### SET TASK
Copy out the entries below precisely; nothing is to be omitted.

>> start

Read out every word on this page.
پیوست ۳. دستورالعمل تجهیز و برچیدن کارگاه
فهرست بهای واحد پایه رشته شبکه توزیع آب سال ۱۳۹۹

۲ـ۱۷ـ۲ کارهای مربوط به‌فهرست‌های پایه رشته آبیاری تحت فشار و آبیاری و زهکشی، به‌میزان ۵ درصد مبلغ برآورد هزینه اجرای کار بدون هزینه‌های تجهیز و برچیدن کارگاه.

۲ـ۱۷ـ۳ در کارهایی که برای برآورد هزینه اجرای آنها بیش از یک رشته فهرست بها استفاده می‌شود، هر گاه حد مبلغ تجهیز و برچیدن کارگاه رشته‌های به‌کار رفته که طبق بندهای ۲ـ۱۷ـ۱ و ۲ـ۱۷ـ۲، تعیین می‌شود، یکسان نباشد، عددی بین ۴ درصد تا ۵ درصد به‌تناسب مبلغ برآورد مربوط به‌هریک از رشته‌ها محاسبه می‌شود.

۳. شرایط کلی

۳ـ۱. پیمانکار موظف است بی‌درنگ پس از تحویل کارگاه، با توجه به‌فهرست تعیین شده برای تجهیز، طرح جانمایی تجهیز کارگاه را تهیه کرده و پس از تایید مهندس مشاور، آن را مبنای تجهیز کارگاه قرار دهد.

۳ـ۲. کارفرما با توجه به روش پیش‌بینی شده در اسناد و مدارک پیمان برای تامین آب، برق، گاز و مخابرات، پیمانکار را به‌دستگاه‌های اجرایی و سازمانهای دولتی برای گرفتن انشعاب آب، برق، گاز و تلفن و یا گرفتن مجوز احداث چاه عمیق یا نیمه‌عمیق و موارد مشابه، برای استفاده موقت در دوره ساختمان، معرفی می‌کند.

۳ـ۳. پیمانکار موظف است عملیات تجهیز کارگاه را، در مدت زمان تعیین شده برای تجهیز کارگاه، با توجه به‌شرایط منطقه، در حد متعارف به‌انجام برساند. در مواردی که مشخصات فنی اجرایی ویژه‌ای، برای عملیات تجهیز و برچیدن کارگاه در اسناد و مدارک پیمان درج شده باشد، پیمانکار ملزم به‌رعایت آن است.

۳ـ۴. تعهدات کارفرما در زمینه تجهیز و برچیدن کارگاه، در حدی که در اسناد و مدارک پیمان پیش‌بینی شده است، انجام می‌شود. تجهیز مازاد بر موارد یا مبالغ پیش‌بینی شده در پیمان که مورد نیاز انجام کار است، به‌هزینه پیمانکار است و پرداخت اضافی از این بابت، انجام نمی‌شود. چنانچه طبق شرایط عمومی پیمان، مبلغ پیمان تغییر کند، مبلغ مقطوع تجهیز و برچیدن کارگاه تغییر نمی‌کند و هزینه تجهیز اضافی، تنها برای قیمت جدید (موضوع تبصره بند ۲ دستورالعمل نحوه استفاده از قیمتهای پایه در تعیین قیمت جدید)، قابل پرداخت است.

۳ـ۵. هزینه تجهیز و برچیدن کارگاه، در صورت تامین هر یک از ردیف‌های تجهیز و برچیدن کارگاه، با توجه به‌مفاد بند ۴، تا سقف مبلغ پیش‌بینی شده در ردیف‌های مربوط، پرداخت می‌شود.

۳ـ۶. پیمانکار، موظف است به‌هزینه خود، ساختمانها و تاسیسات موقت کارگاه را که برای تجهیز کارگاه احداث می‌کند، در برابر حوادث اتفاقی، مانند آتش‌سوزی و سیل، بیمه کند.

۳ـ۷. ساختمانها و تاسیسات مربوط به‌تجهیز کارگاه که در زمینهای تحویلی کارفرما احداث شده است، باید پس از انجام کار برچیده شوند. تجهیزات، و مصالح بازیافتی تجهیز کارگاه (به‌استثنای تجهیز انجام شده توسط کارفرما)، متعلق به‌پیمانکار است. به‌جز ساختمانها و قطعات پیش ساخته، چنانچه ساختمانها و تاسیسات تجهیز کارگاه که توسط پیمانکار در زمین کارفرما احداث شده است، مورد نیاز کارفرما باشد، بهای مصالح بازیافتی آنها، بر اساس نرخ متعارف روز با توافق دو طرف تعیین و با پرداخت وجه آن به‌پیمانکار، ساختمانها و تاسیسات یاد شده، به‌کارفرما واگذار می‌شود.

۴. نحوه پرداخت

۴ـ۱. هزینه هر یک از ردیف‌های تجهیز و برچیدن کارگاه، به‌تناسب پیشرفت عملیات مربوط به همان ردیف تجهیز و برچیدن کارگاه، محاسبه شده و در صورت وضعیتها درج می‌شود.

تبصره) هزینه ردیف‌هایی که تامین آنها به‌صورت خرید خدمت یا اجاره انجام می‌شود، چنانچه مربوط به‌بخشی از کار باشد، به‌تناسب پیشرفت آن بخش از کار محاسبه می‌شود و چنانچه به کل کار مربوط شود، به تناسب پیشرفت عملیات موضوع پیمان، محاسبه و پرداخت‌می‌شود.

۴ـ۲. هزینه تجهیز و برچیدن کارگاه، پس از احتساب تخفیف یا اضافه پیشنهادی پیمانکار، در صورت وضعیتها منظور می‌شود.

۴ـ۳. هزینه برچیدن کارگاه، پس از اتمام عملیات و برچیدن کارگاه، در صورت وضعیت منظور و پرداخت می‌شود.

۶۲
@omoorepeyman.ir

>> end

### SOLUTION TO THIS EXERCISE
Read out every word on this page.
پیوست ۳. دستورالعمل تجهیز و برچیدن کارگاه
فهرست بهای واحد پایه رشته شبکه توزیع آب سال ۱۳۹۹

۲ـ۱۷ـ۲ کارهای مربوط به‌فهرست‌های پایه رشته آبیاری تحت فشار و آبیاری و زهکشی، به‌میزان ۵ درصد مبلغ برآورد هزینه اجرای کار بدون هزینه‌های تجهیز و برچیدن کارگاه.

۲ـ۱۷ـ۳ در کارهایی که برای برآورد هزینه اجرای آنها بیش از یک رشته فهرست بها استفاده می‌شود، هر گاه حد مبلغ تجهیز و برچیدن کارگاه رشته‌های به‌کار رفته که طبق بندهای ۲ـ۱۷ـ۱ و ۲ـ۱۷ـ۲، تعیین می‌شود، یکسان نباشد، عددی بین ۴ درصد تا ۵ درصد به‌تناسب مبلغ برآورد مربوط به‌هریک از رشته‌ها محاسبه می‌شود.

۳. شرایط کلی

۳ـ۱. پیمانکار موظف است بی‌درنگ پس از تحویل کارگاه، با توجه به‌فهرست تعیین شده برای تجهیز، طرح جانمایی تجهیز کارگاه را تهیه کرده و پس از تایید مهندس مشاور، آن را مبنای تجهیز کارگاه قرار دهد.

۳ـ۲. کارفرما با توجه به روش پیش‌بینی شده در اسناد و مدارک پیمان برای تامین آب، برق، گاز و مخابرات، پیمانکار را به‌دستگاه‌های اجرایی و سازمانهای دولتی برای گرفتن انشعاب آب، برق، گاز و تلفن و یا گرفتن مجوز احداث چاه عمیق یا نیمه‌عمیق و موارد مشابه، برای استفاده موقت در دوره ساختمان، معرفی می‌کند.

۳ـ۳. پیمانکار موظف است عملیات تجهیز کارگاه را، در مدت زمان تعیین شده برای تجهیز کارگاه، با توجه به‌شرایط منطقه، در حد متعارف به‌انجام برساند. در مواردی که مشخصات فنی اجرایی ویژه‌ای، برای عملیات تجهیز و برچیدن کارگاه در اسناد و مدارک پیمان درج شده باشد، پیمانکار ملزم به‌رعایت آن است.

۳ـ۴. تعهدات کارفرما در زمینه تجهیز و برچیدن کارگاه، در حدی که در اسناد و مدارک پیمان پیش‌بینی شده است، انجام می‌شود. تجهیز مازاد بر موارد یا مبالغ پیش‌بینی شده در پیمان که مورد نیاز انجام کار است، به‌هزینه پیمانکار است و پرداخت اضافی از این بابت، انجام نمی‌شود. چنانچه طبق شرایط عمومی پیمان، مبلغ پیمان تغییر کند، مبلغ مقطوع تجهیز و برچیدن کارگاه تغییر نمی‌کند و هزینه تجهیز اضافی، تنها برای قیمت جدید (موضوع تبصره بند ۲ دستورالعمل نحوه استفاده از قیمتهای پایه در تعیین قیمت جدید)، قابل پرداخت است.

۳ـ۵. هزینه تجهیز و برچیدن کارگاه، در صورت تامین هر یک از ردیف‌های تجهیز و برچیدن کارگاه، با توجه به‌مفاد بند ۴، تا سقف مبلغ پیش‌بینی شده در ردیف‌های مربوط، پرداخت می‌شود.

۳ـ۶. پیمانکار، موظف است به‌هزینه خود، ساختمانها و تاسیسات موقت کارگاه را که برای تجهیز کارگاه احداث می‌کند، در برابر حوادث اتفاقی، مانند آتش‌سوزی و سیل، بیمه کند.

۳ـ۷. ساختمانها و تاسیسات مربوط به‌تجهیز کارگاه که در زمینهای تحویلی کارفرما احداث شده است، باید پس از انجام کار برچیده شوند. تجهیزات، و مصالح بازیافتی تجهیز کارگاه (به‌استثنای تجهیز انجام شده توسط کارفرما)، متعلق به‌پیمانکار است. به‌جز ساختمانها و قطعات پیش ساخته، چنانچه ساختمانها و تاسیسات تجهیز کارگاه که توسط پیمانکار در زمین کارفرما احداث شده است، مورد نیاز کارفرما باشد، بهای مصالح بازیافتی آنها، بر اساس نرخ متعارف روز با توافق دو طرف تعیین و با پرداخت وجه آن به‌پیمانکار، ساختمانها و تاسیسات یاد شده، به‌کارفرما واگذار می‌شود.

۴. نحوه پرداخت

۴ـ۱. هزینه هر یک از ردیف‌های تجهیز و برچیدن کارگاه، به‌تناسب پیشرفت عملیات مربوط به همان ردیف تجهیز و برچیدن کارگاه، محاسبه شده و در صورت وضعیتها درج می‌شود.

تبصره) هزینه ردیف‌هایی که تامین آنها به‌صورت خرید خدمت یا اجاره انجام می‌شود، چنانچه مربوط به‌بخشی از کار باشد، به‌تناسب پیشرفت آن بخش از کار محاسبه می‌شود و چنانچه به کل کار مربوط شود، به تناسب پیشرفت عملیات موضوع پیمان، محاسبه و پرداخت‌می‌شود.

۴ـ۲. هزینه تجهیز و برچیدن کارگاه، پس از احتساب تخفیف یا اضافه پیشنهادی پیمانکار، در صورت وضعیتها منظور می‌شود.

۴ـ۳. هزینه برچیدن کارگاه، پس از اتمام عملیات و برچیدن کارگاه، در صورت وضعیت منظور و پرداخت می‌شود.

۶۲
@omoorepeyman.ir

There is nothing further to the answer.